▸ What to do:
In the records below, pick out all lines containing the word "RETURN".

▸ Stored records:
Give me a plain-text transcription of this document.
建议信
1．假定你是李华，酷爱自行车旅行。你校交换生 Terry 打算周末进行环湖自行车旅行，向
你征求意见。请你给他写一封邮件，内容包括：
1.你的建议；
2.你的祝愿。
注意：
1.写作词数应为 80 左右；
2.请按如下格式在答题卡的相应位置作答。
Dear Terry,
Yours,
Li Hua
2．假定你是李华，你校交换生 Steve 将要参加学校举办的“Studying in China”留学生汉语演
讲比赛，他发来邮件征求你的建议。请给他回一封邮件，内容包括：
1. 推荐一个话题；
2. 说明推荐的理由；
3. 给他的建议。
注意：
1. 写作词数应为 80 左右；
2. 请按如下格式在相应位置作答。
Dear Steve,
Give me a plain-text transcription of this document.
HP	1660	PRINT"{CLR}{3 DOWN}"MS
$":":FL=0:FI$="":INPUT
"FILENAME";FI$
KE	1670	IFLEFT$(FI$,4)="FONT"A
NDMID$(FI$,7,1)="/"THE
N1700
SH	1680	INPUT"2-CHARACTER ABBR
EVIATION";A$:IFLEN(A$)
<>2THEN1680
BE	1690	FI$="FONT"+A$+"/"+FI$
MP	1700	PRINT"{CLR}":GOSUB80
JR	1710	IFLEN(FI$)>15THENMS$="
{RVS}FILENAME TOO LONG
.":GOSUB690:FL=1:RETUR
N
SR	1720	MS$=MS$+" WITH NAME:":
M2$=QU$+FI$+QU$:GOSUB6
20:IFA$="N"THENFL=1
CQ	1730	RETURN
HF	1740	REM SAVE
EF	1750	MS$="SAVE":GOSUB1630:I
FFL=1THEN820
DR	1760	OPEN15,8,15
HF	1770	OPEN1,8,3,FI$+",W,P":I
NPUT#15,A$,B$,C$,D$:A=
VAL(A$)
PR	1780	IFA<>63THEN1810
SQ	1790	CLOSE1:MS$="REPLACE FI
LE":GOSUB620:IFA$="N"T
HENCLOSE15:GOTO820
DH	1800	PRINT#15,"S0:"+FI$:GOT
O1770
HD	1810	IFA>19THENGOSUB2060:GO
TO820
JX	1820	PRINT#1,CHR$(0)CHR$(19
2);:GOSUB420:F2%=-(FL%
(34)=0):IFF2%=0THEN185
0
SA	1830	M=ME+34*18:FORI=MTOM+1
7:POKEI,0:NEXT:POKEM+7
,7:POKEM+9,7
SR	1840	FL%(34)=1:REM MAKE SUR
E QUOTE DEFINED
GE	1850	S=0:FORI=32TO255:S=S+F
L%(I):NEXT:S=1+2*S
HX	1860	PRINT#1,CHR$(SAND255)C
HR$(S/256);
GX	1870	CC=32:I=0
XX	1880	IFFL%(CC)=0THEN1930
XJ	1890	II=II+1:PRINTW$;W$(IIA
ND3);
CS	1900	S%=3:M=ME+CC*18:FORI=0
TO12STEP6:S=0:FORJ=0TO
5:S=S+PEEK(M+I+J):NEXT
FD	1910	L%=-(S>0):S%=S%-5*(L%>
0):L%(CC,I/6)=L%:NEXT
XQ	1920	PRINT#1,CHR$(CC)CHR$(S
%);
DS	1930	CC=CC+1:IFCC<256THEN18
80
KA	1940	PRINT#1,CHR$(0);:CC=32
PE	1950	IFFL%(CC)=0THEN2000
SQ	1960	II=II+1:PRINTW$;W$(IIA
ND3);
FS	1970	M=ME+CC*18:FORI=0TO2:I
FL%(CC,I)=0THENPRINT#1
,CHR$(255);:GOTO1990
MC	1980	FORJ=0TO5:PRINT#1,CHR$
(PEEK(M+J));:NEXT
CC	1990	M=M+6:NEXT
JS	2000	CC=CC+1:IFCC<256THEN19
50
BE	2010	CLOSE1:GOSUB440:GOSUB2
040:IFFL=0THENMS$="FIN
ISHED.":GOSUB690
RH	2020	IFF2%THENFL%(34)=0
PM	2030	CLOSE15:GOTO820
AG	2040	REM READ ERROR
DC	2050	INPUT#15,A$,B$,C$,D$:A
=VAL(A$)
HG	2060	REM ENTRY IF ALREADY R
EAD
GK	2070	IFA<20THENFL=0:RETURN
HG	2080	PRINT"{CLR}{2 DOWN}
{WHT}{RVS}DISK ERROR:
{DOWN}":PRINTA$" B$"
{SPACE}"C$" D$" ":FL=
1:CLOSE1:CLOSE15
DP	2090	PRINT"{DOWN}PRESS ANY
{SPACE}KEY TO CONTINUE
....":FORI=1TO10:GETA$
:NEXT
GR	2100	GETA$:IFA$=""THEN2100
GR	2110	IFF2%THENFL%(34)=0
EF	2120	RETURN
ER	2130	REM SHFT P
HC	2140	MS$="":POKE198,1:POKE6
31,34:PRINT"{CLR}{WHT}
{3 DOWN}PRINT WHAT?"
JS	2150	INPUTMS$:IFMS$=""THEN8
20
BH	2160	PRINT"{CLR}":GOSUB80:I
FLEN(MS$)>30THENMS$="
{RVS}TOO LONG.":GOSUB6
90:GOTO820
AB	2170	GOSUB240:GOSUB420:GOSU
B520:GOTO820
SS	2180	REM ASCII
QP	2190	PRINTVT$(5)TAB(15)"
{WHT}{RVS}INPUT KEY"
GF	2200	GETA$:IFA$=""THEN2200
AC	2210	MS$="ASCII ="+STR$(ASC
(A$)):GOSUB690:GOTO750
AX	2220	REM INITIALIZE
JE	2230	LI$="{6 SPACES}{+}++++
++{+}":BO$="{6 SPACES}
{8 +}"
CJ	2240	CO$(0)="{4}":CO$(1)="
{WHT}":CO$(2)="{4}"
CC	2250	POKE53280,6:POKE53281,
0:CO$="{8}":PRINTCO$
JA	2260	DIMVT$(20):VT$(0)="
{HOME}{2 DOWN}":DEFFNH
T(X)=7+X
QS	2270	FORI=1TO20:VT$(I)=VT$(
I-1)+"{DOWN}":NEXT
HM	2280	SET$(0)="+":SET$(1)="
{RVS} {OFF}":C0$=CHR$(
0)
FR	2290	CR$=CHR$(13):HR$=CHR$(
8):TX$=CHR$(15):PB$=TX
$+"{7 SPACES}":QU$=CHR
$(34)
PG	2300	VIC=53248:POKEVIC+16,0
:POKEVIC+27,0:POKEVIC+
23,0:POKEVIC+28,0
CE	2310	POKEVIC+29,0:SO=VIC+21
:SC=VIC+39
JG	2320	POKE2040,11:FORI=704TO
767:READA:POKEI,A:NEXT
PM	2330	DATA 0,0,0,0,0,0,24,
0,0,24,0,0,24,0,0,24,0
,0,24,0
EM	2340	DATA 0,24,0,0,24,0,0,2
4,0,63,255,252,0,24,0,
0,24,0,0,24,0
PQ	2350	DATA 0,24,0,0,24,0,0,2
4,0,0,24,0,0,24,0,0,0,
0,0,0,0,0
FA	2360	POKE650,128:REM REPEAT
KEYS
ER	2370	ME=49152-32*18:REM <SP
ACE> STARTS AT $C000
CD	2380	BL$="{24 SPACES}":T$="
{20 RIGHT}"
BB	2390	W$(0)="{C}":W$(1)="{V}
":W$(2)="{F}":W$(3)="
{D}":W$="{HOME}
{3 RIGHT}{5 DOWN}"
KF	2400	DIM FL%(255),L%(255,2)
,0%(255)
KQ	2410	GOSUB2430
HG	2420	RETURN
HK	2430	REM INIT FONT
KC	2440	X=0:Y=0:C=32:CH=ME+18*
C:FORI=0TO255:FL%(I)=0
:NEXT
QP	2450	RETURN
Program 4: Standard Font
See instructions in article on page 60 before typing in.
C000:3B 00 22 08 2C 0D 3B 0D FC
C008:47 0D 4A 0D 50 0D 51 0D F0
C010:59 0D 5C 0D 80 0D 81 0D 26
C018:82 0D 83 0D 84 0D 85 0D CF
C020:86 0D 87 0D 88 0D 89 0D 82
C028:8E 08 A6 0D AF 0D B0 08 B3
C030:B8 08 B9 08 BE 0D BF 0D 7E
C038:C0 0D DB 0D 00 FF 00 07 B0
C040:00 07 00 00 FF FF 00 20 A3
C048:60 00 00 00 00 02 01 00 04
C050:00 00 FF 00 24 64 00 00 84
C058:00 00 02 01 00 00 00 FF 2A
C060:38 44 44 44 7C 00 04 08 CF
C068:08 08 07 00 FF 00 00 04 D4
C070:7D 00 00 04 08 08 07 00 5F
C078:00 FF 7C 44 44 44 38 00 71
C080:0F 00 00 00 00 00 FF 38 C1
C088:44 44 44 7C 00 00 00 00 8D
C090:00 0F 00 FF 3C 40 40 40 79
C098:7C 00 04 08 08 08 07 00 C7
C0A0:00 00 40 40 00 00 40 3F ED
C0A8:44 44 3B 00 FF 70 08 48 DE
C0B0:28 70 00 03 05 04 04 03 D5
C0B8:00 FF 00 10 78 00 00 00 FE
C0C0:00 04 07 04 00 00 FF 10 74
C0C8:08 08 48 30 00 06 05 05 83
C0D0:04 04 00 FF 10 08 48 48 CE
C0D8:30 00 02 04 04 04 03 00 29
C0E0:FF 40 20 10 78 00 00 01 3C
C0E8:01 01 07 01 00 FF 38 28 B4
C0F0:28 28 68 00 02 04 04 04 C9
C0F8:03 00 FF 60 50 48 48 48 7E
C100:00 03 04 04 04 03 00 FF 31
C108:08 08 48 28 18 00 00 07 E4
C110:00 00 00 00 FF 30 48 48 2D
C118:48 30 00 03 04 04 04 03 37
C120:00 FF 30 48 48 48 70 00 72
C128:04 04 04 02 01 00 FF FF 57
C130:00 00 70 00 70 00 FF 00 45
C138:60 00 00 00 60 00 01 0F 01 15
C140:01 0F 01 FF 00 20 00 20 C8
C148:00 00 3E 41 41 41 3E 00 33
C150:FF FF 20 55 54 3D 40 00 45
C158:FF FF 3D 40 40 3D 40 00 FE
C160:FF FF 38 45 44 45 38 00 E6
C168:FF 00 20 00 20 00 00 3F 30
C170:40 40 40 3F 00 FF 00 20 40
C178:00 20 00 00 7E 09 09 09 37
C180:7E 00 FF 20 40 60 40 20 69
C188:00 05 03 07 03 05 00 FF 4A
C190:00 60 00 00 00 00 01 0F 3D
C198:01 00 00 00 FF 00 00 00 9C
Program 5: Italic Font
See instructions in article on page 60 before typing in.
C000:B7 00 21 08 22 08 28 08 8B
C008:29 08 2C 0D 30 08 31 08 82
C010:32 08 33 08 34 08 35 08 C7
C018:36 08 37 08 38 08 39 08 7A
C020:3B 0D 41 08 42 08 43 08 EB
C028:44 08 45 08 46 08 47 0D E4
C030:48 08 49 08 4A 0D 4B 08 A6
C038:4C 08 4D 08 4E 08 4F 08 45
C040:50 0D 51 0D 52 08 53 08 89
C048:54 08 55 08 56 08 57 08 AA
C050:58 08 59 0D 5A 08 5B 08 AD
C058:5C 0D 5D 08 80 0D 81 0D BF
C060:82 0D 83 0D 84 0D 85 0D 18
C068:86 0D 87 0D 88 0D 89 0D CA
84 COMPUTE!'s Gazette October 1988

▸ Reply to the task:
CQ	1730	RETURN
GK	2070	IFA<20THENFL=0:RETURN
EF	2120	RETURN
HG	2420	RETURN
QP	2450	RETURN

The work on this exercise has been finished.